[Passage provided]
A bee can spend a long time on each flower, sometimes more than a minute.
A lot of time is spent grooming to collect the pollen in the corbiculae (pollen baskets) on her hind legs. This photo shows well the pollen brushes on the inside of the back legs which the bee scrapes against each other to move the pollen ready to squeeze into the pollen baskets.
These photos show a bee rubbing the brushes against each other.
The grooming carries on in the short flights between flowers.
This bee is cleaning her proboscis with her front legs while flying.
Here's another bee hovering just beside a snowdrop.
The honey bees were also foraging elsewhere. I could see them high in the cherry plum (Prunus cerasifera) flowers in the hedge and this one was on winter clematis.
Then back on the snowdrops I saw my first bumblebee of the season. I had only a fleeting view but think it is a buff-tailed queen (Bombus terrestris) although it has a curious gap in its yellow belt.
Moments later I saw a tree bumblebee queen (Bombus hypnorum).
So now it really must be spring. Here's hoping for more warm sunny days to get the season off to a good start.
Brilliant photos. I saw my first bumble bee of the year yesterday - also a buff-tailed bumble bee queen. She was investigating some tufty grass, probably looking for a nesting site.
ReplyDeleteSuper Chris. I saw a bee while I was up on the Tweed, I think a honey bee, with obvious pollen baskets - I can't quite remember the colour, drat, but think it was white.
[/Passage provided]
[Data extracts]
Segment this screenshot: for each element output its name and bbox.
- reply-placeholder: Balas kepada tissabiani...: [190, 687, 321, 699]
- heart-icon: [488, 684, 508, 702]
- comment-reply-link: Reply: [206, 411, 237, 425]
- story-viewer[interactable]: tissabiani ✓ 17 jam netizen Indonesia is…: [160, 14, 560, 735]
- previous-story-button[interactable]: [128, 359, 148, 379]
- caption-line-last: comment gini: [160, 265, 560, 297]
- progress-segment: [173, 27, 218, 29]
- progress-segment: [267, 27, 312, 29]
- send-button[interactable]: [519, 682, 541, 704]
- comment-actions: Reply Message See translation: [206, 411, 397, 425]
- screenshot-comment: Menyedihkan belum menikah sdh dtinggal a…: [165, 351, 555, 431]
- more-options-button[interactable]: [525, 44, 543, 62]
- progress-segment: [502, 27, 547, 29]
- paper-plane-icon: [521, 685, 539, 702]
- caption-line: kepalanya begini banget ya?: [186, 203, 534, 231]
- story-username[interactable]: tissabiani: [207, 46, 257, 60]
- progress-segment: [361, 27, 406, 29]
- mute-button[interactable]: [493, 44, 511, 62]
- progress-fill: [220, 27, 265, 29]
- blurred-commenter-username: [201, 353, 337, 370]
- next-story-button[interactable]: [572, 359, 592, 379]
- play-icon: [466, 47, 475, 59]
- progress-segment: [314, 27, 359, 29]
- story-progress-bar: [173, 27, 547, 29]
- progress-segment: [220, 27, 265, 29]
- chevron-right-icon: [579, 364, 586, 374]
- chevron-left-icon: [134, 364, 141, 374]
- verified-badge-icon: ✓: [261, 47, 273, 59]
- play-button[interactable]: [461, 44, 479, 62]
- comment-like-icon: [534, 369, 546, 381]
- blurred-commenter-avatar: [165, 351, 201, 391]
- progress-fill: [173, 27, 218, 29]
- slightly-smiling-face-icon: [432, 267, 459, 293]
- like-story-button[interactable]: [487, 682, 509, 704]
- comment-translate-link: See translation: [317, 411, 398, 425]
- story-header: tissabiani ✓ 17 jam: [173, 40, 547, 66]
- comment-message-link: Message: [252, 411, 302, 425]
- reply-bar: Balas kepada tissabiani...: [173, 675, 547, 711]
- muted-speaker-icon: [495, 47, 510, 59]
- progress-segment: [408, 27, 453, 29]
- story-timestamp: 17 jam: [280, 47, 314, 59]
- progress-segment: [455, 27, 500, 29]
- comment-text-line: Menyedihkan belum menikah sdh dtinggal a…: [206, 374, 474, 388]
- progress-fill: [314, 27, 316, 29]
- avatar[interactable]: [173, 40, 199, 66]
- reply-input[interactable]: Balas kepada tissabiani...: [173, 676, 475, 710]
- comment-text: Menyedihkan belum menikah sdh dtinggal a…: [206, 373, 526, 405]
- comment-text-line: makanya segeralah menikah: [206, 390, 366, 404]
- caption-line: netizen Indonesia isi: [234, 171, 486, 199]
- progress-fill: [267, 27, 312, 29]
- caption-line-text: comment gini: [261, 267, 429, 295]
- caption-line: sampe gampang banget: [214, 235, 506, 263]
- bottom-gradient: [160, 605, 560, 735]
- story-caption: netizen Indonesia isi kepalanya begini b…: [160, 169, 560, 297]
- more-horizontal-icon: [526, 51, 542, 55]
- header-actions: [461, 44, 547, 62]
[/Data extracts]
Task instructions = Copy the bee passage from "The honey bees" to "its yellow belt.", switching "hedge" to "orchard".

Answer box =
The honey bees were also foraging elsewhere. I could see them high in the cherry plum (Prunus cerasifera) flowers in the orchard and this one was on winter clematis.
Then back on the snowdrops I saw my first bumblebee of the season. I had only a fleeting view but think it is a buff-tailed queen (Bombus terrestris) although it has a curious gap in its yellow belt.